* Start DATA *
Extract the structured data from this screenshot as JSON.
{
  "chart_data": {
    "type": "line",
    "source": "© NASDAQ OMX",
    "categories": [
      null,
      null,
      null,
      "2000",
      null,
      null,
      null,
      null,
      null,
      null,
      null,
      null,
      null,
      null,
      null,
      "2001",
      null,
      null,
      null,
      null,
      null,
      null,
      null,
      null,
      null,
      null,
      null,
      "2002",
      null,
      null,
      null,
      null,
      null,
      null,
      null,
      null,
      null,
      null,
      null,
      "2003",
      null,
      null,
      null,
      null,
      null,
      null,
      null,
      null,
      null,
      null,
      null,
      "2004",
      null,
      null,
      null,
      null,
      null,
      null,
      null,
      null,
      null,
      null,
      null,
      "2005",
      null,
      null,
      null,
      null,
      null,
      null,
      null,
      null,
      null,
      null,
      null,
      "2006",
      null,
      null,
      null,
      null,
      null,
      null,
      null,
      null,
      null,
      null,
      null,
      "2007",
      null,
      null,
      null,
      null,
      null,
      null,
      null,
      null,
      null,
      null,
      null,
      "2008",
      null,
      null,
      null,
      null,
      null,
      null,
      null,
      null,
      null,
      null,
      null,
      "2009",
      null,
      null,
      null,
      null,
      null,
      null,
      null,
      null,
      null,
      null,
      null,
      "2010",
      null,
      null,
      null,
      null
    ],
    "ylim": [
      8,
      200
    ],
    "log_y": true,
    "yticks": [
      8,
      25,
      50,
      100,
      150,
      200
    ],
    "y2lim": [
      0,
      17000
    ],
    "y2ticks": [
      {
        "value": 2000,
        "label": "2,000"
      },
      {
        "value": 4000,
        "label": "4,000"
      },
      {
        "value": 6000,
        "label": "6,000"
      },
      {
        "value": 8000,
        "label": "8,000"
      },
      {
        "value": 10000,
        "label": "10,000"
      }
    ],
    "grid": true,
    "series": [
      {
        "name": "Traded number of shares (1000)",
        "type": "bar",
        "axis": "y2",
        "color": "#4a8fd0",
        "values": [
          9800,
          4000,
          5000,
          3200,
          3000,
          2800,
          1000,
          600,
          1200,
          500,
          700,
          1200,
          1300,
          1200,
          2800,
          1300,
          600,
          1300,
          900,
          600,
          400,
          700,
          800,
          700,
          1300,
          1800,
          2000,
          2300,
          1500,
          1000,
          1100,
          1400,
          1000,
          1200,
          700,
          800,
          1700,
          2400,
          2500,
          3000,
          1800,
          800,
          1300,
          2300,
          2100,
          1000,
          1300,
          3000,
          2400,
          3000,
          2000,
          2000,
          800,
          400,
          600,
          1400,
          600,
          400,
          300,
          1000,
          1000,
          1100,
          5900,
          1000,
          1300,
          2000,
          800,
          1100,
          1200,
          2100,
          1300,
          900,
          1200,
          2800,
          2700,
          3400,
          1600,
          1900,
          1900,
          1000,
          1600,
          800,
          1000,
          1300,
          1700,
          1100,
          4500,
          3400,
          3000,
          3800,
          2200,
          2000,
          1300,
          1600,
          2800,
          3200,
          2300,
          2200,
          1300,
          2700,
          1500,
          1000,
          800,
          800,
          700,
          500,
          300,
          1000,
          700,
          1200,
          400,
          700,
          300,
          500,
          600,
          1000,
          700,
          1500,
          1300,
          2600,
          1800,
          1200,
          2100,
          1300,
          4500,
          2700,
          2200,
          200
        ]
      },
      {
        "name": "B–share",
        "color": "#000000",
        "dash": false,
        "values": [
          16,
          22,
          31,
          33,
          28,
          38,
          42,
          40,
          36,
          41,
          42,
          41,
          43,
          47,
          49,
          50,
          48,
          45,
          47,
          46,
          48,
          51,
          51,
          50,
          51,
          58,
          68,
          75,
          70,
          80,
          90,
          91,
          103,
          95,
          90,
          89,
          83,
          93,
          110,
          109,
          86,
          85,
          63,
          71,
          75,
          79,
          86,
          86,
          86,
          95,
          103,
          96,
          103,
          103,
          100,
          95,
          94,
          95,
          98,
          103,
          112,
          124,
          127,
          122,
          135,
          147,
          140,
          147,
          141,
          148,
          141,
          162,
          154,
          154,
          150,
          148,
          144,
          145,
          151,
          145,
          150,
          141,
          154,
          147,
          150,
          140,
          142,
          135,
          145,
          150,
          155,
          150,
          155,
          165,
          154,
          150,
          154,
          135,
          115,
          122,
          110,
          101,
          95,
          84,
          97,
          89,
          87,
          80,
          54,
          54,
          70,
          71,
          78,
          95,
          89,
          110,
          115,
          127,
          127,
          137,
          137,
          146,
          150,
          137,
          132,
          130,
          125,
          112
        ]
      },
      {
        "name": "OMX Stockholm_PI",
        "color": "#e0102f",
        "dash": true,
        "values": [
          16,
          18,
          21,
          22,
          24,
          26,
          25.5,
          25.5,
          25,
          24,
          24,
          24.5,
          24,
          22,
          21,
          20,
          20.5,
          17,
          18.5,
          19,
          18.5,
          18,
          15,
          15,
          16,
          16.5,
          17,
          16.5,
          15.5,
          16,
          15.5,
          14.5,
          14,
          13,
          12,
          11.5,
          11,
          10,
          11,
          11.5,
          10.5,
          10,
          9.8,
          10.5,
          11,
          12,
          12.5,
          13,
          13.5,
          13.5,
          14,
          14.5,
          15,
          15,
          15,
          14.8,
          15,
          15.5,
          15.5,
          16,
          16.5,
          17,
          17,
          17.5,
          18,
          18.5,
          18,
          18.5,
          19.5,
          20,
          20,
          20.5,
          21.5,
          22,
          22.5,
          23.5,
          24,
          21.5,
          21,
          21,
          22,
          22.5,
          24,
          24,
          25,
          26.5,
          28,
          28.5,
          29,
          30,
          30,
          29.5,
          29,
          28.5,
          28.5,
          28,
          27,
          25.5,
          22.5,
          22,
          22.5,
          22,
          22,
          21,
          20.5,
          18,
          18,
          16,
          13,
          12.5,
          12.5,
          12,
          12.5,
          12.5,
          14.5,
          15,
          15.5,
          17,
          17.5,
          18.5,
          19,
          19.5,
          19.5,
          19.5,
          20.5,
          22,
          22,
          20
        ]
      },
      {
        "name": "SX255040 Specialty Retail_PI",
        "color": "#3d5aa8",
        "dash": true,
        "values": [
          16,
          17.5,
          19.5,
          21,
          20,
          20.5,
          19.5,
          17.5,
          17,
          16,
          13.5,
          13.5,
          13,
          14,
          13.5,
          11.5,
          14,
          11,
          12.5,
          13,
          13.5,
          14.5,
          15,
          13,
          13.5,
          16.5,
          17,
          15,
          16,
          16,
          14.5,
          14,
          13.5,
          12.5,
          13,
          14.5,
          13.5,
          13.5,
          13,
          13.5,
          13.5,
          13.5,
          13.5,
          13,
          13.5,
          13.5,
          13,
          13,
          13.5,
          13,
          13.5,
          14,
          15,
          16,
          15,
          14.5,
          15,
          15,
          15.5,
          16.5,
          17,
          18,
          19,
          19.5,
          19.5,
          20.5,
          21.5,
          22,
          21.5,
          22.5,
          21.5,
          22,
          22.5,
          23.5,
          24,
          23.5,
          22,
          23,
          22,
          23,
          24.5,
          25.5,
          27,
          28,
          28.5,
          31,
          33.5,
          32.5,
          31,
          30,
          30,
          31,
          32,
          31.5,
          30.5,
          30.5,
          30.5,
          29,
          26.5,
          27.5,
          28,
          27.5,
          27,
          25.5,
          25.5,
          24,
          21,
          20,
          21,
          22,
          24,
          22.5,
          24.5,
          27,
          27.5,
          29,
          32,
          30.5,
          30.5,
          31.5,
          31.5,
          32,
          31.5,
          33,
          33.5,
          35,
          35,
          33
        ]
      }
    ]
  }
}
* End DATA *
**WORK REQUIRED**
Out of the preceding entries, pull every line containing the string "color".

**REPLY TO THE EXERCISE**
        "color": "#4a8fd0",
        "color": "#000000",
        "color": "#e0102f",
        "color": "#3d5aa8",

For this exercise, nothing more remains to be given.